Identify every line containing the word "transport" and reproduce each one.

>>>>>

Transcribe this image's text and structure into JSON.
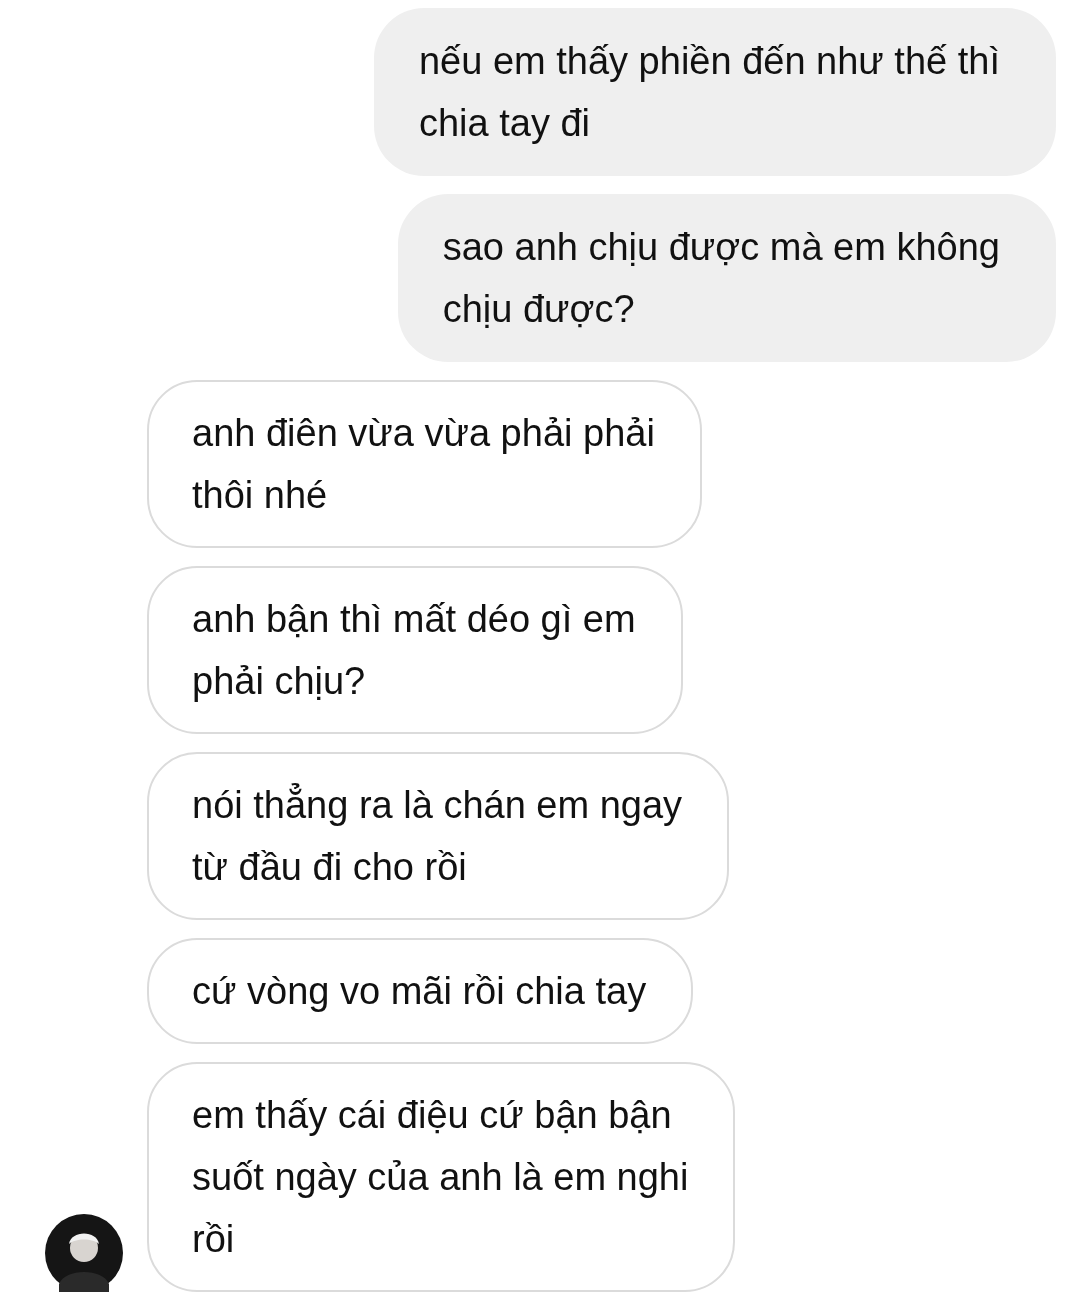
{
  "messages": [
    {
      "kind": "sent",
      "text": "nếu em thấy phiền đến như thế thì\nchia tay đi"
    },
    {
      "kind": "sent",
      "text": "sao anh chịu được mà em không\nchịu được?"
    },
    {
      "kind": "received",
      "text": "anh điên vừa vừa phải phải\nthôi nhé"
    },
    {
      "kind": "received",
      "text": "anh bận thì mất déo gì em\nphải chịu?"
    },
    {
      "kind": "received",
      "text": "nói thẳng ra là chán em ngay\ntừ đầu đi cho rồi"
    },
    {
      "kind": "received",
      "text": "cứ vòng vo mãi rồi chia tay"
    },
    {
      "kind": "received",
      "text": "em thấy cái điệu cứ bận bận\nsuốt ngày của anh là em nghi\nrồi"
    }
  ]
}
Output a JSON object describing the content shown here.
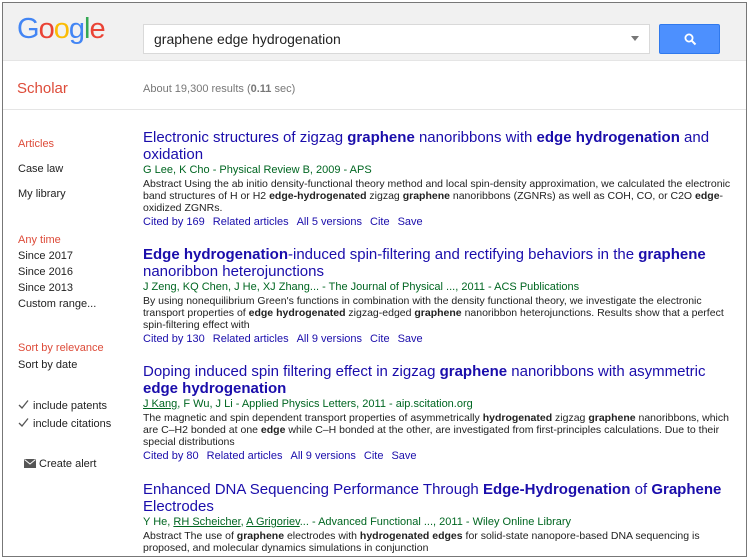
{
  "header": {
    "logo_letters": [
      {
        "char": "G",
        "color": "#4285f4"
      },
      {
        "char": "o",
        "color": "#ea4335"
      },
      {
        "char": "o",
        "color": "#fbbc05"
      },
      {
        "char": "g",
        "color": "#4285f4"
      },
      {
        "char": "l",
        "color": "#34a853"
      },
      {
        "char": "e",
        "color": "#ea4335"
      }
    ],
    "search_query": "graphene edge hydrogenation",
    "search_button_icon": "search-icon",
    "accent_color": "#4d90fe"
  },
  "brand": {
    "label": "Scholar",
    "color": "#dd4b39"
  },
  "stats": {
    "prefix": "About 19,300 results (",
    "time": "0.11",
    "suffix": " sec)"
  },
  "sidebar": {
    "content_types": [
      {
        "label": "Articles",
        "active": true
      },
      {
        "label": "Case law",
        "active": false
      },
      {
        "label": "My library",
        "active": false
      }
    ],
    "time_filters": [
      {
        "label": "Any time",
        "active": true
      },
      {
        "label": "Since 2017",
        "active": false
      },
      {
        "label": "Since 2016",
        "active": false
      },
      {
        "label": "Since 2013",
        "active": false
      },
      {
        "label": "Custom range...",
        "active": false
      }
    ],
    "sort_options": [
      {
        "label": "Sort by relevance",
        "active": true
      },
      {
        "label": "Sort by date",
        "active": false
      }
    ],
    "checkboxes": [
      {
        "label": "include patents",
        "checked": true
      },
      {
        "label": "include citations",
        "checked": true
      }
    ],
    "alert": {
      "label": "Create alert",
      "icon": "envelope-icon"
    }
  },
  "results": [
    {
      "title_runs": [
        {
          "t": "Electronic structures of zigzag ",
          "b": false
        },
        {
          "t": "graphene",
          "b": true
        },
        {
          "t": " nanoribbons with ",
          "b": false
        },
        {
          "t": "edge hydrogenation",
          "b": true
        },
        {
          "t": " and oxidation",
          "b": false
        }
      ],
      "meta_runs": [
        {
          "t": "G Lee, K Cho - Physical Review B, 2009 - APS",
          "u": false
        }
      ],
      "snippet_runs": [
        {
          "t": "Abstract Using the ab initio density-functional theory method and local spin-density approximation, we calculated the electronic band structures of H or H2 ",
          "b": false
        },
        {
          "t": "edge-hydrogenated",
          "b": true
        },
        {
          "t": " zigzag ",
          "b": false
        },
        {
          "t": "graphene",
          "b": true
        },
        {
          "t": " nanoribbons (ZGNRs) as well as COH, CO, or C2O ",
          "b": false
        },
        {
          "t": "edge",
          "b": true
        },
        {
          "t": "-oxidized ZGNRs.",
          "b": false
        }
      ],
      "links": [
        "Cited by 169",
        "Related articles",
        "All 5 versions",
        "Cite",
        "Save"
      ]
    },
    {
      "title_runs": [
        {
          "t": "Edge hydrogenation",
          "b": true
        },
        {
          "t": "-induced spin-filtering and rectifying behaviors in the ",
          "b": false
        },
        {
          "t": "graphene",
          "b": true
        },
        {
          "t": " nanoribbon heterojunctions",
          "b": false
        }
      ],
      "meta_runs": [
        {
          "t": "J Zeng, KQ Chen, J He, XJ Zhang... - The Journal of Physical ..., 2011 - ACS Publications",
          "u": false
        }
      ],
      "snippet_runs": [
        {
          "t": "By using nonequilibrium Green's functions in combination with the density functional theory, we investigate the electronic transport properties of ",
          "b": false
        },
        {
          "t": "edge hydrogenated",
          "b": true
        },
        {
          "t": " zigzag-edged ",
          "b": false
        },
        {
          "t": "graphene",
          "b": true
        },
        {
          "t": " nanoribbon heterojunctions. Results show that a perfect spin-filtering effect with",
          "b": false
        }
      ],
      "links": [
        "Cited by 130",
        "Related articles",
        "All 9 versions",
        "Cite",
        "Save"
      ]
    },
    {
      "title_runs": [
        {
          "t": "Doping induced spin filtering effect in zigzag ",
          "b": false
        },
        {
          "t": "graphene",
          "b": true
        },
        {
          "t": " nanoribbons with asymmetric ",
          "b": false
        },
        {
          "t": "edge hydrogenation",
          "b": true
        }
      ],
      "meta_runs": [
        {
          "t": "J Kang",
          "u": true
        },
        {
          "t": ", F Wu, J Li - Applied Physics Letters, 2011 - aip.scitation.org",
          "u": false
        }
      ],
      "snippet_runs": [
        {
          "t": "The magnetic and spin dependent transport properties of asymmetrically ",
          "b": false
        },
        {
          "t": "hydrogenated",
          "b": true
        },
        {
          "t": " zigzag ",
          "b": false
        },
        {
          "t": "graphene",
          "b": true
        },
        {
          "t": " nanoribbons, which are C–H2 bonded at one ",
          "b": false
        },
        {
          "t": "edge",
          "b": true
        },
        {
          "t": " while C–H bonded at the other, are investigated from first-principles calculations. Due to their special distributions",
          "b": false
        }
      ],
      "links": [
        "Cited by 80",
        "Related articles",
        "All 9 versions",
        "Cite",
        "Save"
      ]
    },
    {
      "title_runs": [
        {
          "t": "Enhanced DNA Sequencing Performance Through ",
          "b": false
        },
        {
          "t": "Edge-Hydrogenation",
          "b": true
        },
        {
          "t": " of ",
          "b": false
        },
        {
          "t": "Graphene",
          "b": true
        },
        {
          "t": " Electrodes",
          "b": false
        }
      ],
      "meta_runs": [
        {
          "t": "Y He, ",
          "u": false
        },
        {
          "t": "RH Scheicher",
          "u": true
        },
        {
          "t": ", ",
          "u": false
        },
        {
          "t": "A Grigoriev",
          "u": true
        },
        {
          "t": "... - Advanced Functional ..., 2011 - Wiley Online Library",
          "u": false
        }
      ],
      "snippet_runs": [
        {
          "t": "Abstract The use of ",
          "b": false
        },
        {
          "t": "graphene",
          "b": true
        },
        {
          "t": " electrodes with ",
          "b": false
        },
        {
          "t": "hydrogenated edges",
          "b": true
        },
        {
          "t": " for solid-state nanopore-based DNA sequencing is proposed, and molecular dynamics simulations in conjunction",
          "b": false
        }
      ],
      "links": []
    }
  ]
}
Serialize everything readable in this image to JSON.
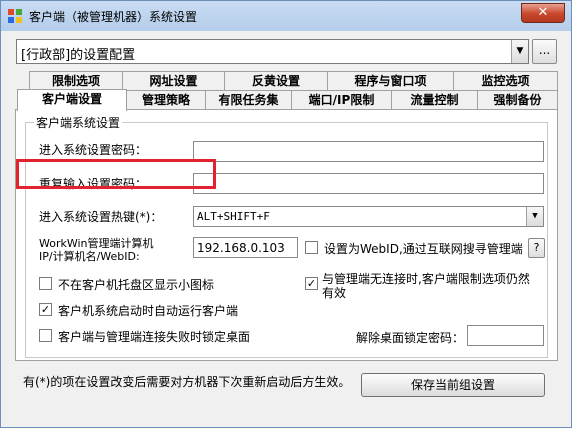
{
  "window": {
    "title": "客户端（被管理机器）系统设置",
    "close_label": "✕"
  },
  "profile": {
    "selected": "[行政部]的设置配置",
    "more_label": "..."
  },
  "tabs": {
    "row1": [
      "限制选项",
      "网址设置",
      "反黄设置",
      "程序与窗口项",
      "监控选项"
    ],
    "row2": [
      "客户端设置",
      "管理策略",
      "有限任务集",
      "端口/IP限制",
      "流量控制",
      "强制备份"
    ],
    "active": "客户端设置"
  },
  "group": {
    "title": "客户端系统设置",
    "password_label": "进入系统设置密码：",
    "password_value": "",
    "repeat_label": "重复输入设置密码：",
    "repeat_value": "",
    "hotkey_label": "进入系统设置热键(*)：",
    "hotkey_value": "ALT+SHIFT+F",
    "server_label_line1": "WorkWin管理端计算机",
    "server_label_line2": "IP/计算机名/WebID:",
    "server_value": "192.168.0.103",
    "webid_label": "设置为WebID,通过互联网搜寻管理端",
    "help_label": "?",
    "hide_tray_label": "不在客户机托盘区显示小图标",
    "disconnect_label": "与管理端无连接时,客户端限制选项仍然有效",
    "autorun_label": "客户机系统启动时自动运行客户端",
    "lock_label": "客户端与管理端连接失败时锁定桌面",
    "unlock_pwd_label": "解除桌面锁定密码：",
    "unlock_pwd_value": ""
  },
  "checkboxes": {
    "webid": false,
    "hide_tray": false,
    "disconnect": true,
    "autorun": true,
    "lock": false
  },
  "footer": {
    "note": "有(*)的项在设置改变后需要对方机器下次重新启动后方生效。",
    "save_label": "保存当前组设置"
  },
  "colors": {
    "highlight": "#e0232e",
    "titlebar": "#b4cdea"
  }
}
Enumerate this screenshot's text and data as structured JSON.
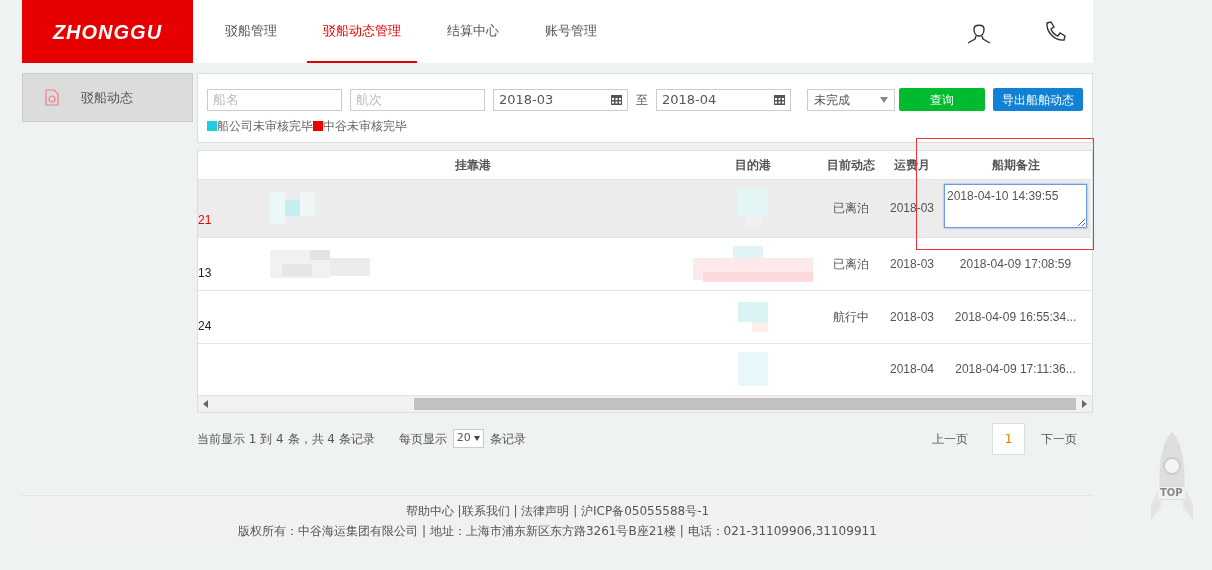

<<<<<

■ RESPONSE FOR THIS EXERCISE
          "t": "By using nonequilibrium Green's functions in combination with the density functional theory, we investigate the electronic transport properties of ",
          "t": "The magnetic and spin dependent transport properties of asymmetrically ",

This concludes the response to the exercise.